*** FRAGMENTO PARA LEER
El egoísmo se suele confundir con amor a uno mismo porque de esta conducta hipertrofiada se derivan sentimientos relacionados con el yo como centro geométrico de todas las cosas y con la inteligencia muy mal empleada. Ahí están la vanidad (anhelo insujetable de ser alabado), la soberbia (reclamo vehemente del valor de lo propio y menosprecio de todo lo ajeno) y el orgullo (intransigencia a aceptar el yerro cometido o cualquier propuesta de otro, aunque mejore la nuestra). Parece ser que cuando el yo fija una impestañeable atención en él no conoce el término medio. O se hincha (egocentrismo) o se desinfla (depresión). Resumido este pequeño linaje sentimental podemos definir el egoísmo como el comportamiento en el que una persona subordina el interés común de los demás a sus intereses privados. Precisaré más todavía. Se trataría de la conducta en la que una persona perjudica a las demás a cambio de extraer de esa acción un beneficio personal. En algunos diccionarios el semblante del egoísta aparece como aquel que sacrifica el bienestar de otros al suyo propio. Yo he hecho alguna vez con niños de once y doce años una dinámica que me inventé en la que a través de ilustraciones les proponía un juego de adivinanzas. Tenían que descubrir cuándo una conducta era claramente egoísta y cuándo no, aunque lo pareciera porque uno se centraba en sí mismo. Bastaba con introducir algún matiz en la relación entre nuestros deseos y los de los demás para que a los niños les costase mucho esfuerzo señalar en qué escenario sentimental nos encontrábamos.
******
*** DATOS DISPONIBLES
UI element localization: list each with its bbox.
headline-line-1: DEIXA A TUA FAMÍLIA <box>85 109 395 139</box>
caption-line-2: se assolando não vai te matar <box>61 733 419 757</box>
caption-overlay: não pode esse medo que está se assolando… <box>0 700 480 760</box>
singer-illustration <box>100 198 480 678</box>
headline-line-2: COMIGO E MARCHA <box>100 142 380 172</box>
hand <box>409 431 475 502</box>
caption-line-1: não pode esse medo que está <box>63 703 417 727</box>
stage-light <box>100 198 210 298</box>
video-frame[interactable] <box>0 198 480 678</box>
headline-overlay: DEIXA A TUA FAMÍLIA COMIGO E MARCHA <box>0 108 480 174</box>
******
**TAREA A:** Nombra los sentimientos que el fragmento sobre el egoísmo enumera justo después de las palabras "Ahí están".
**TAREA B:** Escribe la continuación del fragmento sobre el egoísmo a partir de su última oración, con el mismo tono reflexivo en primera persona.

**RESPUESTA FINAL A:** La vanidad, la soberbia y el orgullo.

**RESPUESTA FINAL B:**
En el mal llamado egoísmo altruista laten preguntas muy interesantes que nos depositan en la biología y en la ética, es decir, en el examen simbiótico de la naturaleza y la cultura. ¿Por qué ayudar al otro es un valor al alza, por qué está ubicado en los lugares más altos de la estima del grupo? ¿Es una construcción social o hay universales culturales, es algo relativo o se trata de un estándar intersubjetivo? A mí me parece un tema secundario discernir si tenemos predisposición al egoísmo (como defiende Richard Dawkins en su célebre libro El gen egoísta) o al altruismo. Adelanto que creo que estamos predispuestos a ambas órbitas según el escenario, pero lo que sí me parece fundamental es dilucidar qué conducta nos parece más conveniente para que la convivencia entre todos sea mejor (tarea exclusivamente ética), y después promocionarla con la educación y mimetizarla en nuestro pequeño radio de acción. En los estudios de cooperación se sabe que en muchas ocasiones ayudamos a los demás para activar la reciprocidad tanto directa como indirecta. Ayudar a quien lo necesita es una forma de garantizar que en el futuro nos ayudarán a nosotros si por un aciago casual necesitamos esa misma ayuda, si estamos inermes y desprotegidos en una situación análoga que sólo imaginarla ahora nos provoca un miedo cerval. Cuando alguien se lanza a un río a salvar la vida de un desconocido que se está ahogando, aun a riesgo de perder la suya, se contravienen por completo las leyes de la elección racional.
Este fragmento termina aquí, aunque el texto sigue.